- What to produce
Check each line of the listing below for the string "Class", and copy the ones that have it.

_ _ _ _ _ _ _

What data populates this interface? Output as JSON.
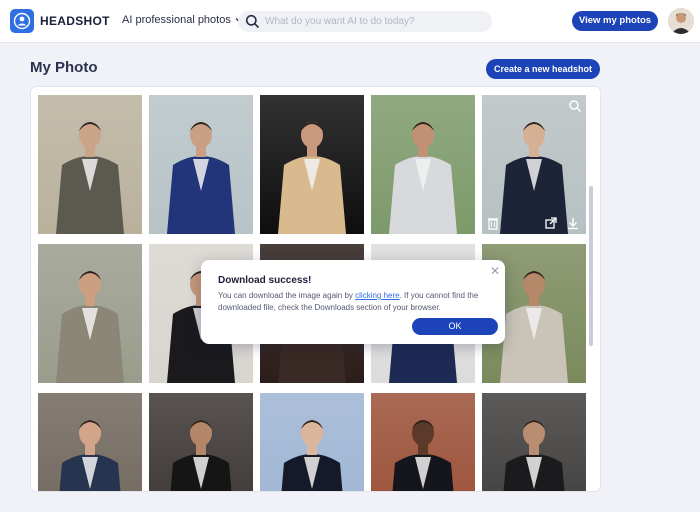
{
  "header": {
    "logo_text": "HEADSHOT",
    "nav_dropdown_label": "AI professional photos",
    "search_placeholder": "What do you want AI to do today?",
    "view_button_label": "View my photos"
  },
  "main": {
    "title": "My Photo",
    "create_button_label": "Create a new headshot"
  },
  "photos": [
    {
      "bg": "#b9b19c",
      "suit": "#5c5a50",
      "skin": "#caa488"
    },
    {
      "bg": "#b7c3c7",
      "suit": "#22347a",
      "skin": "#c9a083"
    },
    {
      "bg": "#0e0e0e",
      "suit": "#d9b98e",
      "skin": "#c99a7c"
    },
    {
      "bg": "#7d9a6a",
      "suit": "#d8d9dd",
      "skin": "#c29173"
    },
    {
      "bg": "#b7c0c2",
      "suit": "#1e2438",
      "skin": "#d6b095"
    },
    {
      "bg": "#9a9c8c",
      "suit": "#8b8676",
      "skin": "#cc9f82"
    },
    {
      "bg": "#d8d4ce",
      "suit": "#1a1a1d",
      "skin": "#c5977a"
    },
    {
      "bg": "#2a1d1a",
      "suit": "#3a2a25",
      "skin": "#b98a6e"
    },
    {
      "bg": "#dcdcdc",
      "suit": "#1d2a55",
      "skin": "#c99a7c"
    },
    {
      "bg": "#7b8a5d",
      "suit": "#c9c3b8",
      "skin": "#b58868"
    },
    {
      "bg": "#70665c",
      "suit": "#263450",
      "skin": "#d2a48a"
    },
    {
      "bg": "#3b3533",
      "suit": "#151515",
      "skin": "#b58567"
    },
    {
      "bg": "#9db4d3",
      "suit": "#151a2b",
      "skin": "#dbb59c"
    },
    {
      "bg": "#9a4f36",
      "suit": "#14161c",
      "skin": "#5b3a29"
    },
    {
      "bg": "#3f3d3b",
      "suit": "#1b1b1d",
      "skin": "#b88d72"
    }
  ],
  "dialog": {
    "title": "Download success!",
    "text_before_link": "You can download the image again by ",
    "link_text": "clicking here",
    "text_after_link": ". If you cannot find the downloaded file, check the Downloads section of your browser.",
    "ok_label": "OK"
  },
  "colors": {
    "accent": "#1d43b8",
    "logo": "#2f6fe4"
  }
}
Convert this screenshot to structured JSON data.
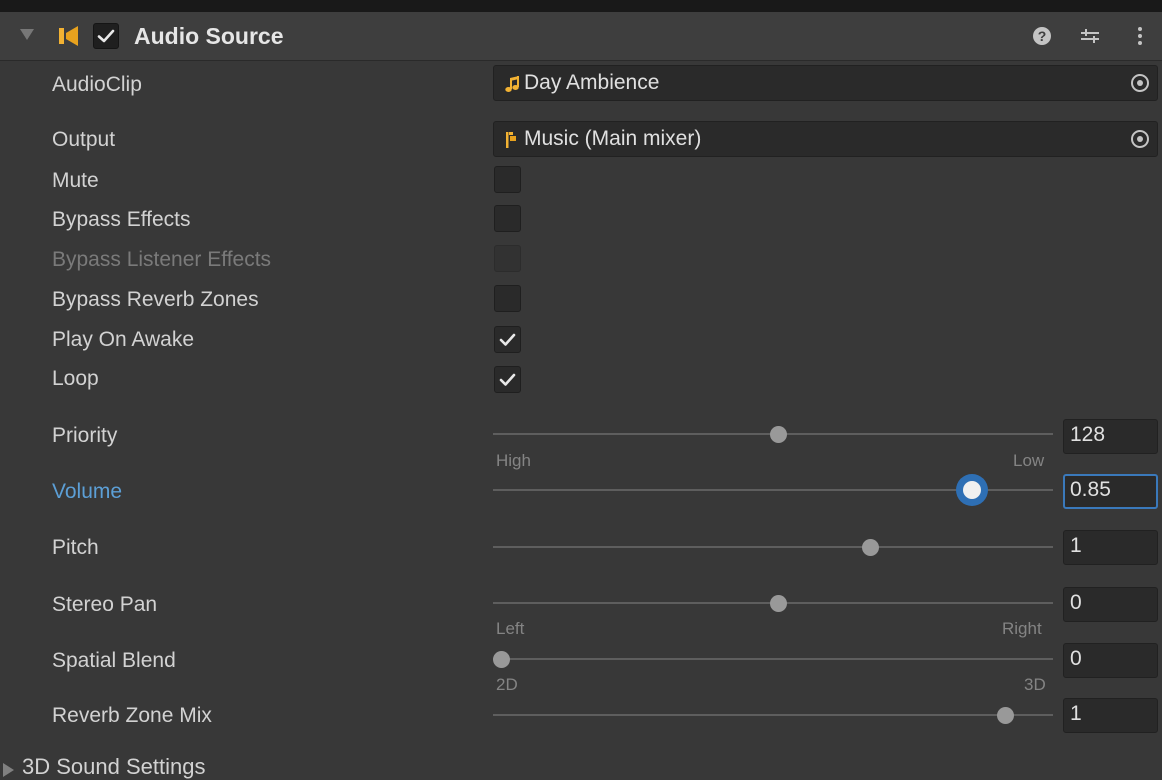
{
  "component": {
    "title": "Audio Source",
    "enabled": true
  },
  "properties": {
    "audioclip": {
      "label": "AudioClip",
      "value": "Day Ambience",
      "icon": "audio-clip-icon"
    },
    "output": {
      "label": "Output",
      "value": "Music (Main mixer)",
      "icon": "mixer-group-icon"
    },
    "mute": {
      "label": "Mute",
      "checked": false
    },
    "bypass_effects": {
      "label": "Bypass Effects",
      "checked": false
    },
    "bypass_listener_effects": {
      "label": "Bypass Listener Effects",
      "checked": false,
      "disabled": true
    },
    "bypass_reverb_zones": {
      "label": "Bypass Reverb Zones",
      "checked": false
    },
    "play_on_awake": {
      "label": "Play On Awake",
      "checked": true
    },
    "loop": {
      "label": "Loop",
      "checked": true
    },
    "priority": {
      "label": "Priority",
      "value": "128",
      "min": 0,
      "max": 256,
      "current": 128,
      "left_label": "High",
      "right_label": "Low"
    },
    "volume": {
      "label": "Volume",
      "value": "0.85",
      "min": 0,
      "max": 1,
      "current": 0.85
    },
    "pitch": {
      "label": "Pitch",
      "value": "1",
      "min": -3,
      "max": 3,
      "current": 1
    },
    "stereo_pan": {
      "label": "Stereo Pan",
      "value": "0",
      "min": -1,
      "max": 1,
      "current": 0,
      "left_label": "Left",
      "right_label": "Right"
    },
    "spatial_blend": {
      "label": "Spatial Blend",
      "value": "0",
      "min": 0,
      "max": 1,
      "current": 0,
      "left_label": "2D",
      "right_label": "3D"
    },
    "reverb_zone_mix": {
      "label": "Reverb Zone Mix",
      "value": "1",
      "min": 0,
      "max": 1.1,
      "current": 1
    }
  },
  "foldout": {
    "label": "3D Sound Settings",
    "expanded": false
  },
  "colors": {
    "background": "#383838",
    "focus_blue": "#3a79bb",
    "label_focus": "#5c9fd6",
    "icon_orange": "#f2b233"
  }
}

_ _ _ _ _ _ _

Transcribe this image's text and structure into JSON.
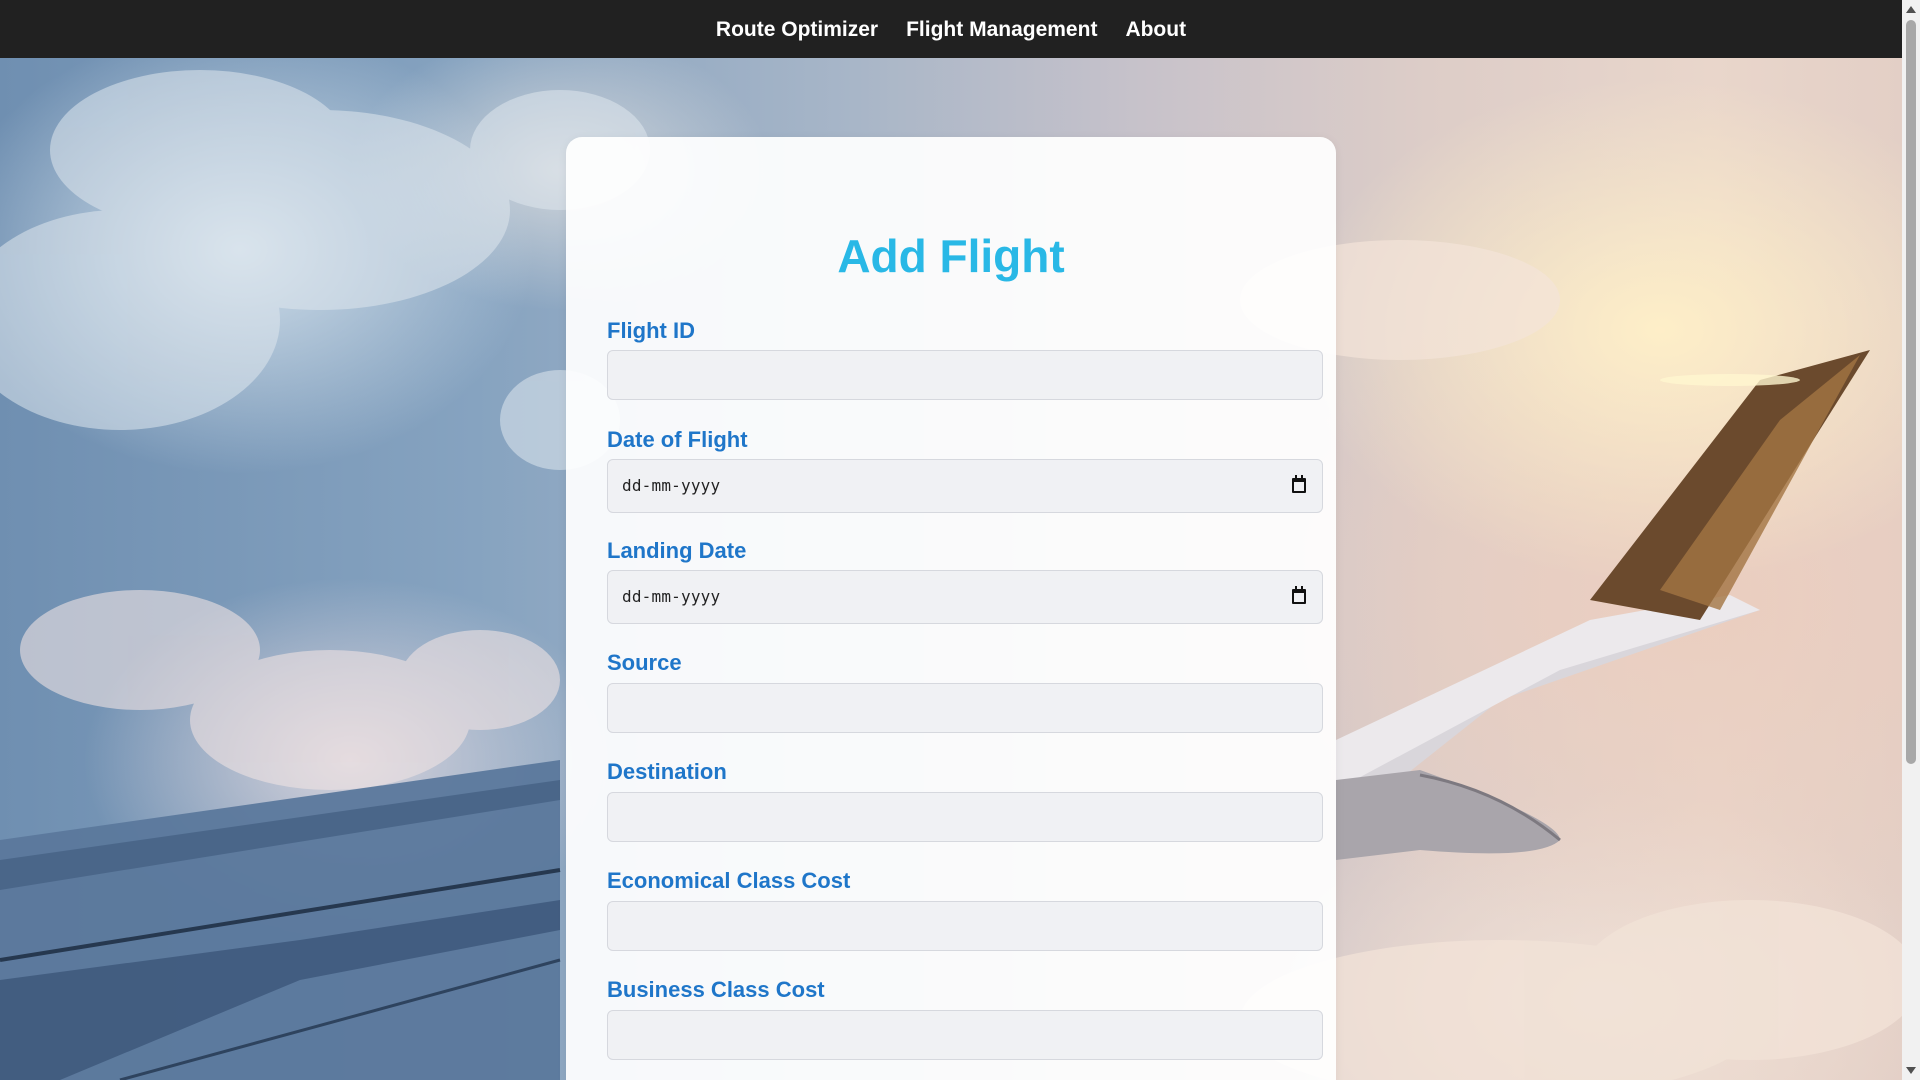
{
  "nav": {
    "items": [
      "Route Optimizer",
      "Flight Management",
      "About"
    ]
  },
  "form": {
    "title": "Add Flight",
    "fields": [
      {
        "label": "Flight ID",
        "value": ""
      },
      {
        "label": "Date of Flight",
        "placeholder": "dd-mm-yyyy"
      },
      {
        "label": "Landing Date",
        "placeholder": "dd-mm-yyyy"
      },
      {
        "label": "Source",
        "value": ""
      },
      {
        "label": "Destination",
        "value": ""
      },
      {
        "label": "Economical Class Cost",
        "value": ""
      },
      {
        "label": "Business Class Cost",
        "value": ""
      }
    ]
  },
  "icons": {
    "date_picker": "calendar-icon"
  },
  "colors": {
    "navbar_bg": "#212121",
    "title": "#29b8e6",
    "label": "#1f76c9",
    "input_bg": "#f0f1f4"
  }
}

_ _ _ _ _ _ _

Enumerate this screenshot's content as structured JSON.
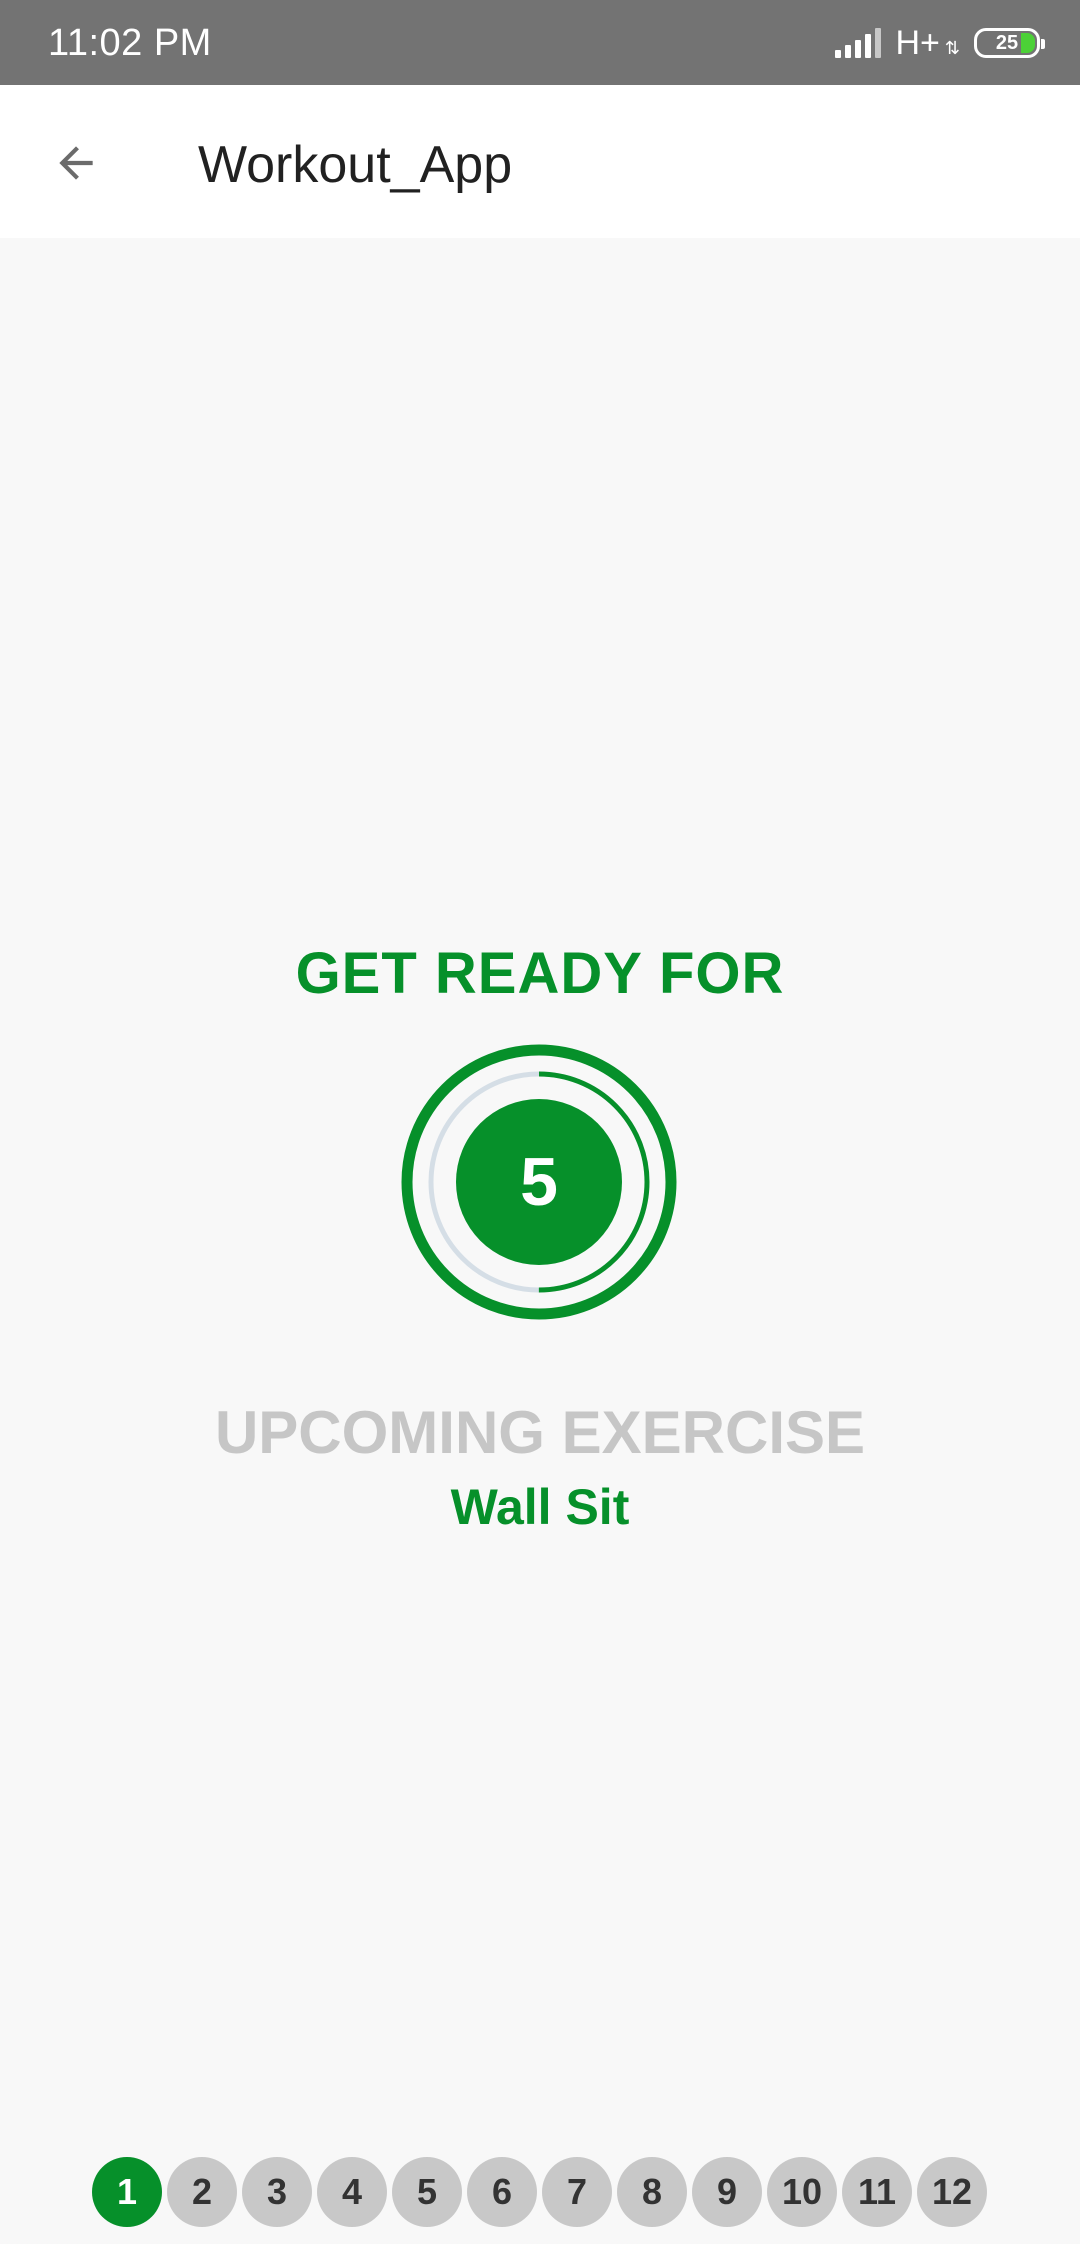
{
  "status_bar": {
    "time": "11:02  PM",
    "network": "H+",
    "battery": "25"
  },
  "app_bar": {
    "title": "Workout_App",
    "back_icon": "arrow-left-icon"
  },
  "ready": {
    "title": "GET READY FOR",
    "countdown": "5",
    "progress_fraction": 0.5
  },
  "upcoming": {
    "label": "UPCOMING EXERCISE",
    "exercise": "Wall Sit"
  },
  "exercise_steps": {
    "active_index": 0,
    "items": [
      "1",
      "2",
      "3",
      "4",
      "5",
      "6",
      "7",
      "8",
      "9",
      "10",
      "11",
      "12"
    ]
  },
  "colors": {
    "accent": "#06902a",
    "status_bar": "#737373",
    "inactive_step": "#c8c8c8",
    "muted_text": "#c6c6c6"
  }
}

_ _ _ _ _ _ _

- Solved exercise
        "label": "Economical Class Cost",
        "label": "Business Class Cost",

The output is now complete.